DETAILS ZUR AUFGABE -> Schreibe aus den Datensätzen alles von der Zeile mit "Patent image size: (994, 1229)." bis hinunter zur Zeile mit "The core blade 20 is at (312, 262)." wortgetreu ab, wobei beide Zeilen dazugehören.

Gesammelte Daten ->
■ ■ ■ ■

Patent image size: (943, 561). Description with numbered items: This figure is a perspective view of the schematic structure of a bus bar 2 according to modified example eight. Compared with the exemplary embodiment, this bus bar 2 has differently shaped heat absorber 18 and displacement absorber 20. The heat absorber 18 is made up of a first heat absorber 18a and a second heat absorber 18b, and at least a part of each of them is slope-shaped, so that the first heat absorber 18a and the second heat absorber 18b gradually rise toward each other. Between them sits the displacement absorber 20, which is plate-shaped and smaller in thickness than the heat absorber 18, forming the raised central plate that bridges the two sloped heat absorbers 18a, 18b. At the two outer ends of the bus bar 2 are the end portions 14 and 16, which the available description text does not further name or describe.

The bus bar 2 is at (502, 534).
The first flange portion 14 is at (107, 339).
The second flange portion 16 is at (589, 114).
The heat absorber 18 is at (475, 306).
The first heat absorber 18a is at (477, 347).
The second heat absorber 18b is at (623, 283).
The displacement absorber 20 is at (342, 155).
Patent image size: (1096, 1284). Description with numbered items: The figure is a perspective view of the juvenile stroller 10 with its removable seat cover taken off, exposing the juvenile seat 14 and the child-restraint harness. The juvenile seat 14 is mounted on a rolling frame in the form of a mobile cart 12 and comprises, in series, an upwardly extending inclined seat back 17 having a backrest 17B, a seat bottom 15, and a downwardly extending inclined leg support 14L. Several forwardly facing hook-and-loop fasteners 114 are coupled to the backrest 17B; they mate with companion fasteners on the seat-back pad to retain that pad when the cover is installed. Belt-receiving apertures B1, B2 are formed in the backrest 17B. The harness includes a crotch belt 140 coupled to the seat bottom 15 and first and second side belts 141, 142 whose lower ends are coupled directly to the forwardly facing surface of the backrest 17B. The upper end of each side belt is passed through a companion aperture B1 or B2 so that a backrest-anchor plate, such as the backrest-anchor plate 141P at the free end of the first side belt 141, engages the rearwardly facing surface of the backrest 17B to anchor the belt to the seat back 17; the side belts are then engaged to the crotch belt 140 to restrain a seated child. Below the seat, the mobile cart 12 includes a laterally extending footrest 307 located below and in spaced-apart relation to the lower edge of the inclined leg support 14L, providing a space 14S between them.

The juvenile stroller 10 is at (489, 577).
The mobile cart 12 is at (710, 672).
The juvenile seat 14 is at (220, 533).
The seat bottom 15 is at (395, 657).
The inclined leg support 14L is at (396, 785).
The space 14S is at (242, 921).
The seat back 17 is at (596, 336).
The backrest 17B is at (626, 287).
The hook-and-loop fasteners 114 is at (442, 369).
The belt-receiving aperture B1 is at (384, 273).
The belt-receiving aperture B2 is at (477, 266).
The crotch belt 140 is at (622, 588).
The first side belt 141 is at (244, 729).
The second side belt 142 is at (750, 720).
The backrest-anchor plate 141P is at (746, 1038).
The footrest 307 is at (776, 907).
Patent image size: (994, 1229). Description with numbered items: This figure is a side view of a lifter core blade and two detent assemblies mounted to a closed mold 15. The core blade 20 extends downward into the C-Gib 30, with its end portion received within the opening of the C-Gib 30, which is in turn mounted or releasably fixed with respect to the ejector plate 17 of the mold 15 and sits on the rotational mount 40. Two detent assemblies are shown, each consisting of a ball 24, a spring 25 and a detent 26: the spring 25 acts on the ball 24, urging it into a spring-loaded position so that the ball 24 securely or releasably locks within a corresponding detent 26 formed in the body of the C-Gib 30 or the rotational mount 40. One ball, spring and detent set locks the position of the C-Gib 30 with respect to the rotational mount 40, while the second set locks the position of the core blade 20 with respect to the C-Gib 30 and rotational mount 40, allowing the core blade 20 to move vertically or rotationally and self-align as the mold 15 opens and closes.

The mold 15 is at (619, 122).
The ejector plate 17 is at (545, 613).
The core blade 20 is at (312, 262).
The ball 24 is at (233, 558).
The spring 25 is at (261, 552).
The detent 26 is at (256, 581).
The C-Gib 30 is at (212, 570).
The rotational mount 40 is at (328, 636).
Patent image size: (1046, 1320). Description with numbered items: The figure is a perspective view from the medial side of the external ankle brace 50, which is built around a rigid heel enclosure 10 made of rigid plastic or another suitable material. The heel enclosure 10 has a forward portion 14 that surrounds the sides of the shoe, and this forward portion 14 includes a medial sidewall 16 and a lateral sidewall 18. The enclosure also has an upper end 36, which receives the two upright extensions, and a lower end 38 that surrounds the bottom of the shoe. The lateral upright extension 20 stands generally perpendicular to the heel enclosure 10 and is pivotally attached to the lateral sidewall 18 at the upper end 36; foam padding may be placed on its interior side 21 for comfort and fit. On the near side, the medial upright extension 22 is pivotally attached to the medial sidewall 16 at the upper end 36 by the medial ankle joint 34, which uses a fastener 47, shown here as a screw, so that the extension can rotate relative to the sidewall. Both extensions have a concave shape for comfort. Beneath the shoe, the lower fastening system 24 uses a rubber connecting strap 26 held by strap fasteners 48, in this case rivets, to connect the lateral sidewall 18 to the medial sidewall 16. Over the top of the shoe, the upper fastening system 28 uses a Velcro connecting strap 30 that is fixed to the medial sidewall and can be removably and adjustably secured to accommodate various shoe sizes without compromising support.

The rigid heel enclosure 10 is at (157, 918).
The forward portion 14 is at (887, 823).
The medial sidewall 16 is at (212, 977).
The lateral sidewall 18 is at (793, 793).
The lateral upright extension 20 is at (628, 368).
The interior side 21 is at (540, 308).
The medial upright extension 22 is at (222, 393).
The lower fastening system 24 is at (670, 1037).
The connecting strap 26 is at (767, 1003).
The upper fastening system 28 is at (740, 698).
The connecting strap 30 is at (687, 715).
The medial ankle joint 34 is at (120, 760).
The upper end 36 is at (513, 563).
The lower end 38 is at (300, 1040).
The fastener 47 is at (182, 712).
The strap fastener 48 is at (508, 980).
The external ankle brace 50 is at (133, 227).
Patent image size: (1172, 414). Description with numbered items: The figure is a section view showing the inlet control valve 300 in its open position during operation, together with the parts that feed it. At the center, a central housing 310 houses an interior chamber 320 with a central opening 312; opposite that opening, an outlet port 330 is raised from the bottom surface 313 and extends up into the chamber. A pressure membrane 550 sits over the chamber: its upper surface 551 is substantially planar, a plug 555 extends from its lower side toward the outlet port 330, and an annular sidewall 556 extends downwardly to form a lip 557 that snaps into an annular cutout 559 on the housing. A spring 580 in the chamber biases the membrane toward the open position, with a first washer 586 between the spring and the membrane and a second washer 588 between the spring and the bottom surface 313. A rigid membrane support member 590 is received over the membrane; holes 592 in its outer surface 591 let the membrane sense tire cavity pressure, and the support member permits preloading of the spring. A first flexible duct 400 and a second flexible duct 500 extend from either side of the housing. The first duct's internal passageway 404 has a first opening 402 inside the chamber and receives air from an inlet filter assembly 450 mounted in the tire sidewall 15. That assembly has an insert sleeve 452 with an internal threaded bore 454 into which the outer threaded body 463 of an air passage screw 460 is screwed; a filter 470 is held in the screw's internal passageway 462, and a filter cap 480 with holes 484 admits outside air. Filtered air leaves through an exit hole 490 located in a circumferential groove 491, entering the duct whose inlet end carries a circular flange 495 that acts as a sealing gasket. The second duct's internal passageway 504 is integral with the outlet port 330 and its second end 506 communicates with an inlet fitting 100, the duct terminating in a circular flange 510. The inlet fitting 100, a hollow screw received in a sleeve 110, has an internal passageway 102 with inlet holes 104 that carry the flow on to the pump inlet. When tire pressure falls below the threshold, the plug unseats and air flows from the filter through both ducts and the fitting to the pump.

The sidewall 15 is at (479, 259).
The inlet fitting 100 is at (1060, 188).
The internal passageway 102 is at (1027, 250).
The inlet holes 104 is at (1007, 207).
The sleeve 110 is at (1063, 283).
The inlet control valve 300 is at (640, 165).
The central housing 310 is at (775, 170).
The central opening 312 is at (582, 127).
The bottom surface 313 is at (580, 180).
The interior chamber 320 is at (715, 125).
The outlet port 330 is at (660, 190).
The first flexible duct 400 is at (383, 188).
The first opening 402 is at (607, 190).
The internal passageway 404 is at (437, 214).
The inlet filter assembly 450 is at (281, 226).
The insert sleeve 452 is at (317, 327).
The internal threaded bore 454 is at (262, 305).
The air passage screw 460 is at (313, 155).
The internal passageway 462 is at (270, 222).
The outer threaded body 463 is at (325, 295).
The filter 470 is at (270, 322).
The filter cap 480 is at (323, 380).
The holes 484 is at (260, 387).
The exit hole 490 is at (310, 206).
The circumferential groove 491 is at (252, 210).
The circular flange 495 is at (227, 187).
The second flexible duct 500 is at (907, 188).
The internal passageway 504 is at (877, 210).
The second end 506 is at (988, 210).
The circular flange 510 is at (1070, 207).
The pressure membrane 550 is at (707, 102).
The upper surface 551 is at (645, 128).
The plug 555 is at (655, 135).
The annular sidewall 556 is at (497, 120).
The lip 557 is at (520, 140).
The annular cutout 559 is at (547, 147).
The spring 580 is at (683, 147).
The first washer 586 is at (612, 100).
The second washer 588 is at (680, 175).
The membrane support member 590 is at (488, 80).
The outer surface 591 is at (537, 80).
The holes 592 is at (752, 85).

■ ■ ■ ■

ERGEBNIS DER AUFGABE ->
Patent image size: (994, 1229). Description with numbered items: This figure is a side view of a lifter core blade and two detent assemblies mounted to a closed mold 15. The core blade 20 extends downward into the C-Gib 30, with its end portion received within the opening of the C-Gib 30, which is in turn mounted or releasably fixed with respect to the ejector plate 17 of the mold 15 and sits on the rotational mount 40. Two detent assemblies are shown, each consisting of a ball 24, a spring 25 and a detent 26: the spring 25 acts on the ball 24, urging it into a spring-loaded position so that the ball 24 securely or releasably locks within a corresponding detent 26 formed in the body of the C-Gib 30 or the rotational mount 40. One ball, spring and detent set locks the position of the C-Gib 30 with respect to the rotational mount 40, while the second set locks the position of the core blade 20 with respect to the C-Gib 30 and rotational mount 40, allowing the core blade 20 to move vertically or rotationally and self-align as the mold 15 opens and closes.

The mold 15 is at (619, 122).
The ejector plate 17 is at (545, 613).
The core blade 20 is at (312, 262).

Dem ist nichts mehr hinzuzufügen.